** Start of Data records **

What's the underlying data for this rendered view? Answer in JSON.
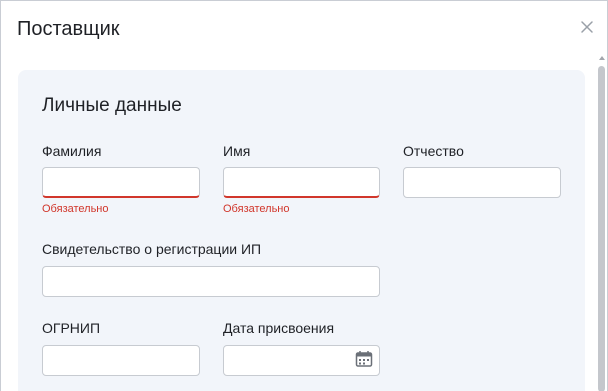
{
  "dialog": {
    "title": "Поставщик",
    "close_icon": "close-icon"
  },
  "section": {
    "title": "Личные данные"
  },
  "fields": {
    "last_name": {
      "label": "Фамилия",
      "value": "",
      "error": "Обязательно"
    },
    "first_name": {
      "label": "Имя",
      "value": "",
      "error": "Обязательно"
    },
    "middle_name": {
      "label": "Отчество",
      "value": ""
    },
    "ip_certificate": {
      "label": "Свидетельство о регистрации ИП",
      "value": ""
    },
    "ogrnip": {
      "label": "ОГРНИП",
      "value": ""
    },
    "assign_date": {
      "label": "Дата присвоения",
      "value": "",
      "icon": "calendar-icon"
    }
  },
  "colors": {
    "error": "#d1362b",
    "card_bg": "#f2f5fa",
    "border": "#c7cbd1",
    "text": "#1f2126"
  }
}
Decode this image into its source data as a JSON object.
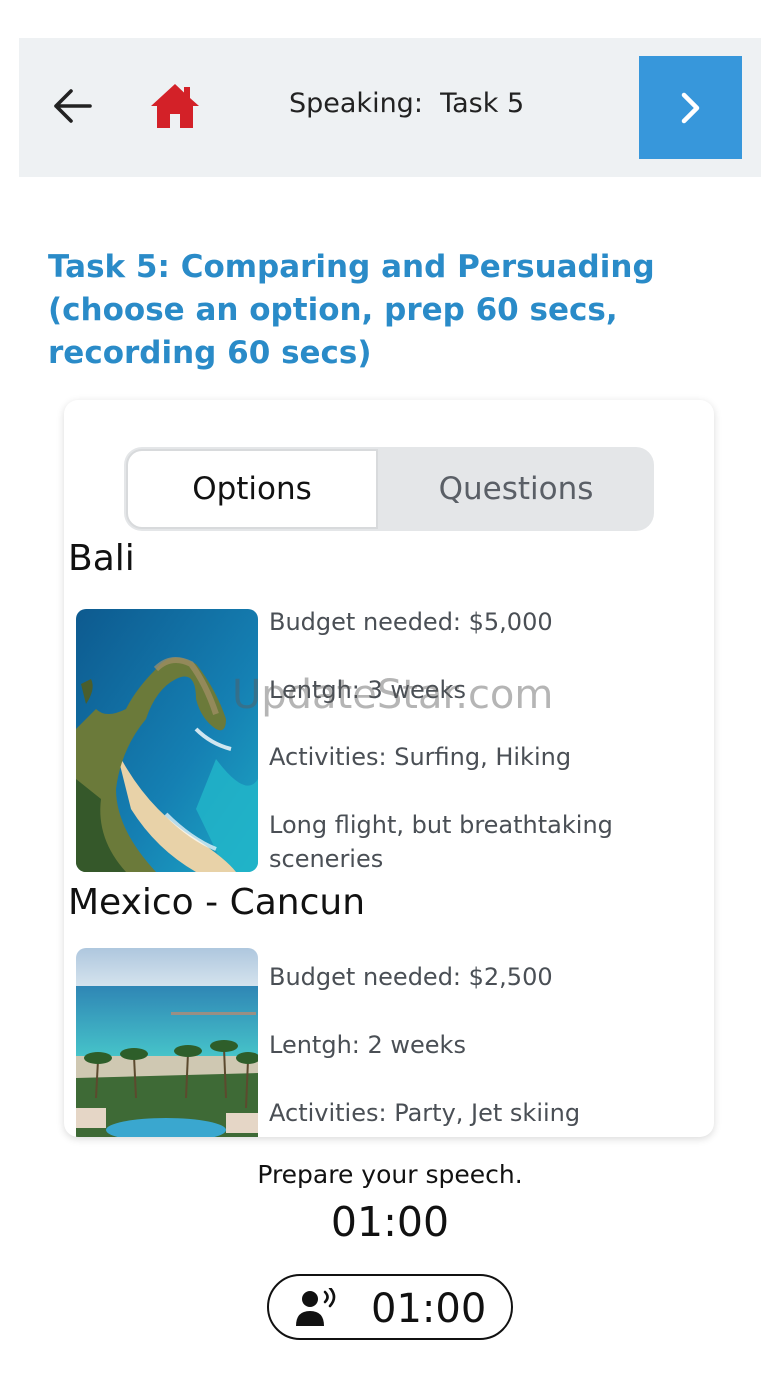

** End of Data records **
** Start of Data records **

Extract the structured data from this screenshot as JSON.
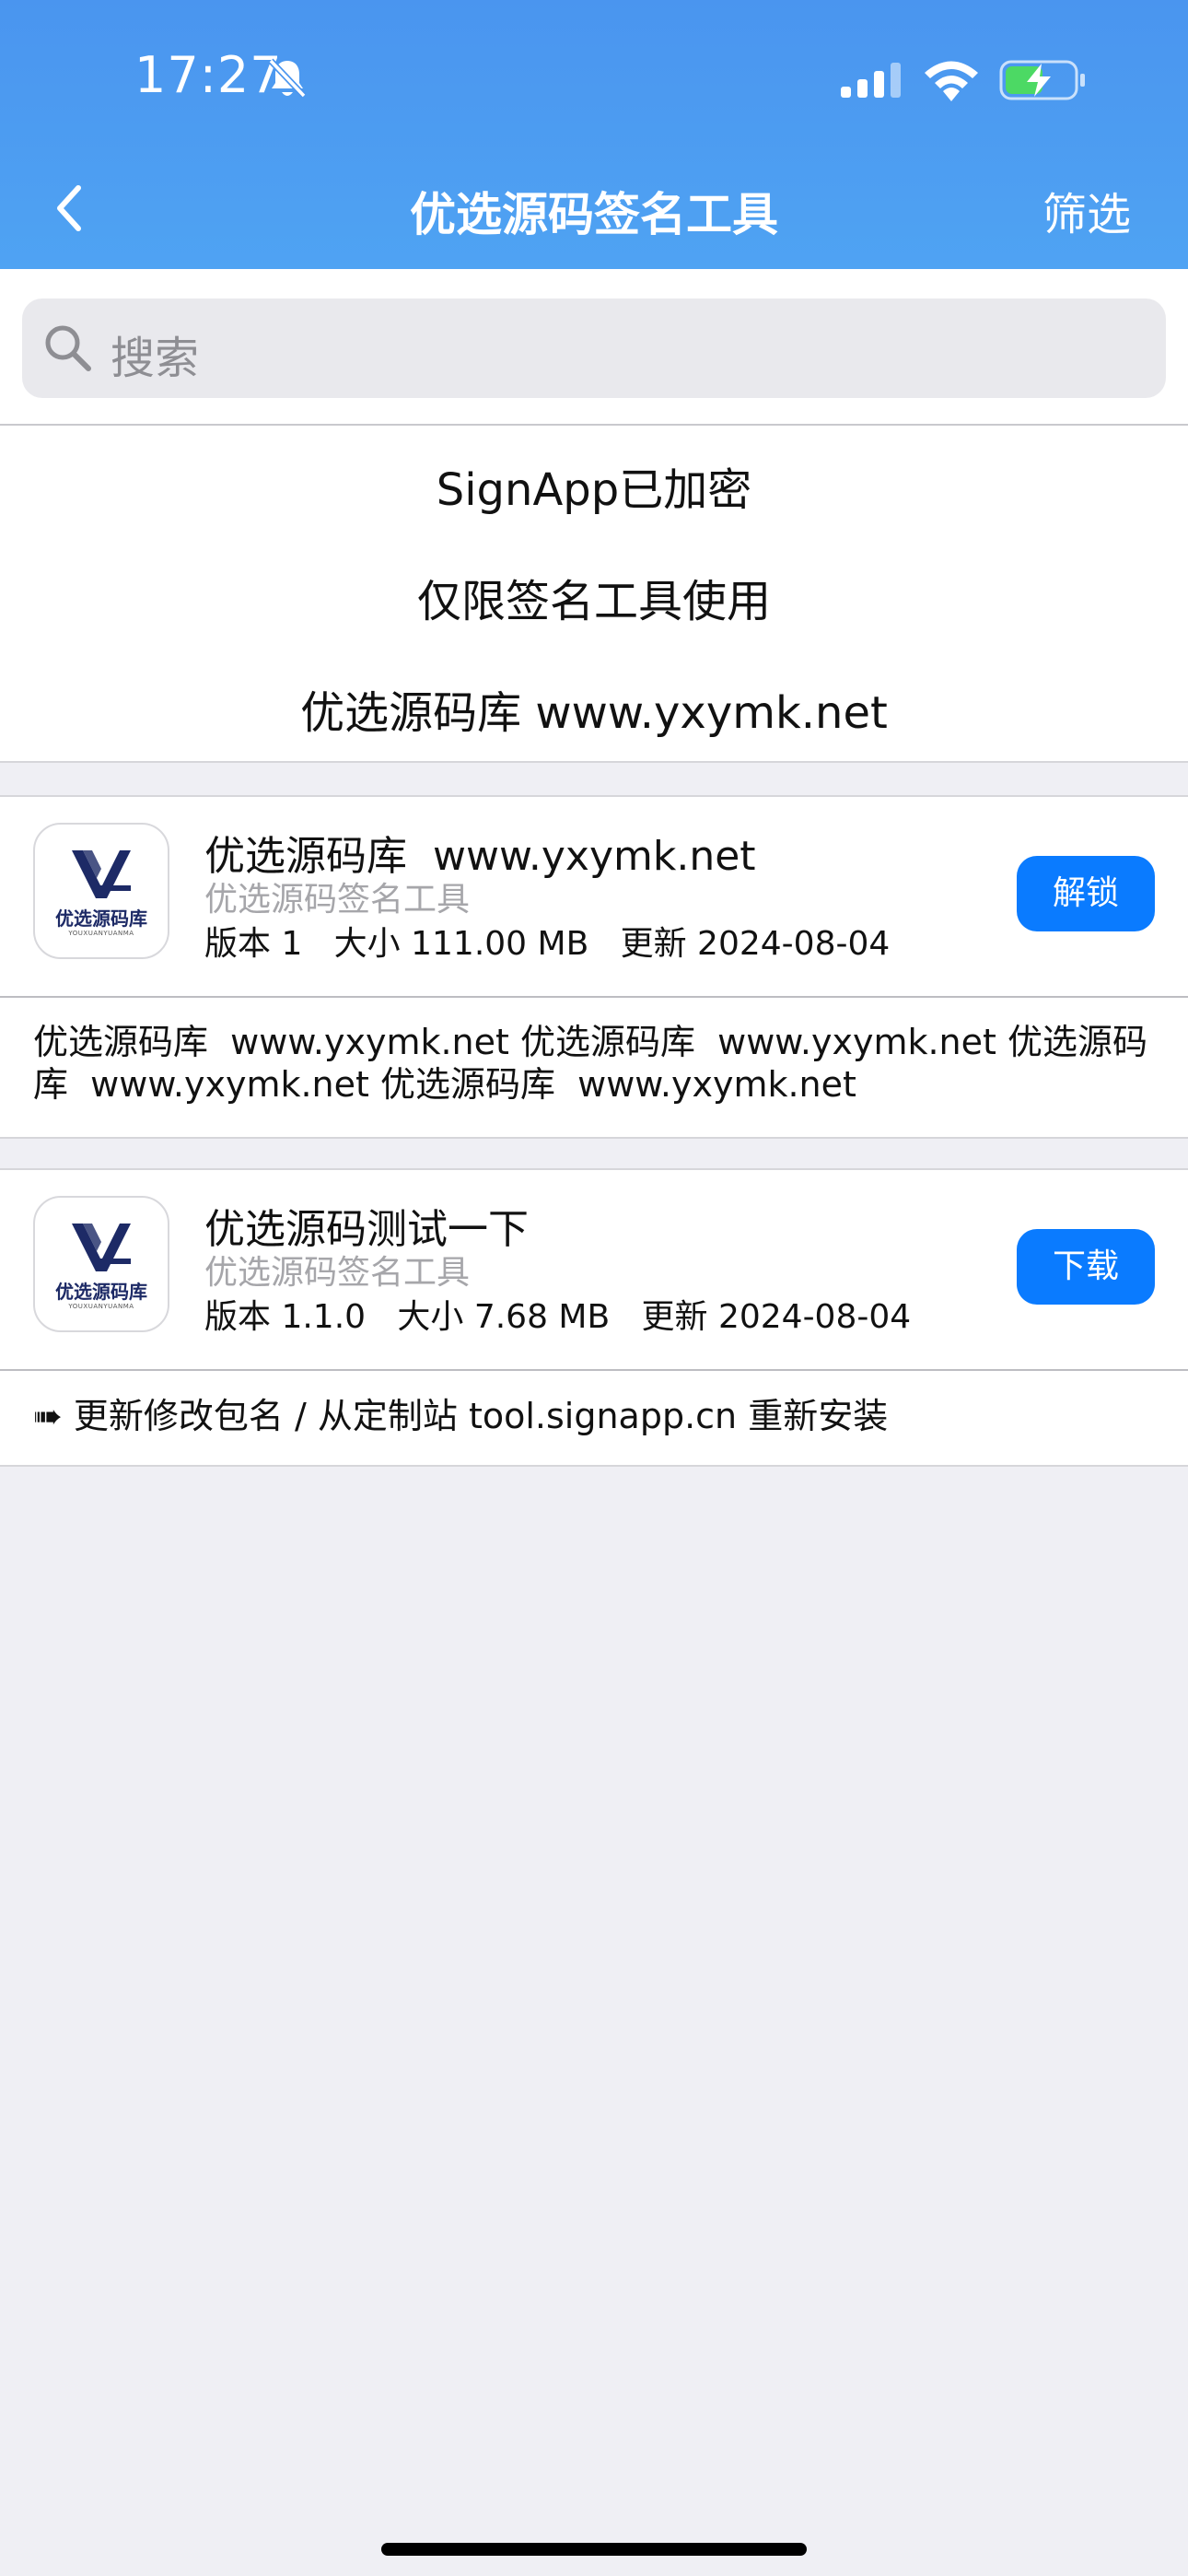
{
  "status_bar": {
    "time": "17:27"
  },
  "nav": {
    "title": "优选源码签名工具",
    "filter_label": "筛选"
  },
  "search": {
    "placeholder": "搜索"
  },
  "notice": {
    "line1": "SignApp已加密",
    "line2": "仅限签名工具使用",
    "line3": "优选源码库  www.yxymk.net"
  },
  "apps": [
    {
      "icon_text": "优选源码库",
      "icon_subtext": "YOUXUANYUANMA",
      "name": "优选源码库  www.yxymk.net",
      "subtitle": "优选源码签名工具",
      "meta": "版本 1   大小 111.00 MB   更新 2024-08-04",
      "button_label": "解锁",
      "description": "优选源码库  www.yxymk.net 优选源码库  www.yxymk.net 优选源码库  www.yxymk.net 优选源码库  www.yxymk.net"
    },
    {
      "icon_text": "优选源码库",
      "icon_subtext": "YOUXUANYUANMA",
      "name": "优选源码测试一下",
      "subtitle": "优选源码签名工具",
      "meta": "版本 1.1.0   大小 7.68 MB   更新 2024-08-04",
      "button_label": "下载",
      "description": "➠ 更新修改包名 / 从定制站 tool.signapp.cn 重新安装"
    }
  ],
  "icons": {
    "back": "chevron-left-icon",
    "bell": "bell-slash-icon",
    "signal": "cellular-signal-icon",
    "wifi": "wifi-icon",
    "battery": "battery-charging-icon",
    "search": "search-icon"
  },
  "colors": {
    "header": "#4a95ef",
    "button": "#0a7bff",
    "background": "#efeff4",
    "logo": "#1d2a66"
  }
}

** End of Data records **

# Aim
Write out the lines beginning with the one that contains "What's the underlying" and ending with the one that contains "Decode this image", exactly as given. Leave pictures out.

# Answer
What's the underlying data for this rendered view? Answer in JSON.
{
  "dialog": {
    "title": "Поставщик",
    "close_icon": "close-icon"
  },
  "section": {
    "title": "Личные данные"
  },
  "fields": {
    "last_name": {
      "label": "Фамилия",
      "value": "",
      "error": "Обязательно"
    },
    "first_name": {
      "label": "Имя",
      "value": "",
      "error": "Обязательно"
    },
    "middle_name": {
      "label": "Отчество",
      "value": ""
    },
    "ip_certificate": {
      "label": "Свидетельство о регистрации ИП",
      "value": ""
    },
    "ogrnip": {
      "label": "ОГРНИП",
      "value": ""
    },
    "assign_date": {
      "label": "Дата присвоения",
      "value": "",
      "icon": "calendar-icon"
    }
  },
  "colors": {
    "error": "#d1362b",
    "card_bg": "#f2f5fa",
    "border": "#c7cbd1",
    "text": "#1f2126"
  }
}
Decode this image into its source data as a JSON object.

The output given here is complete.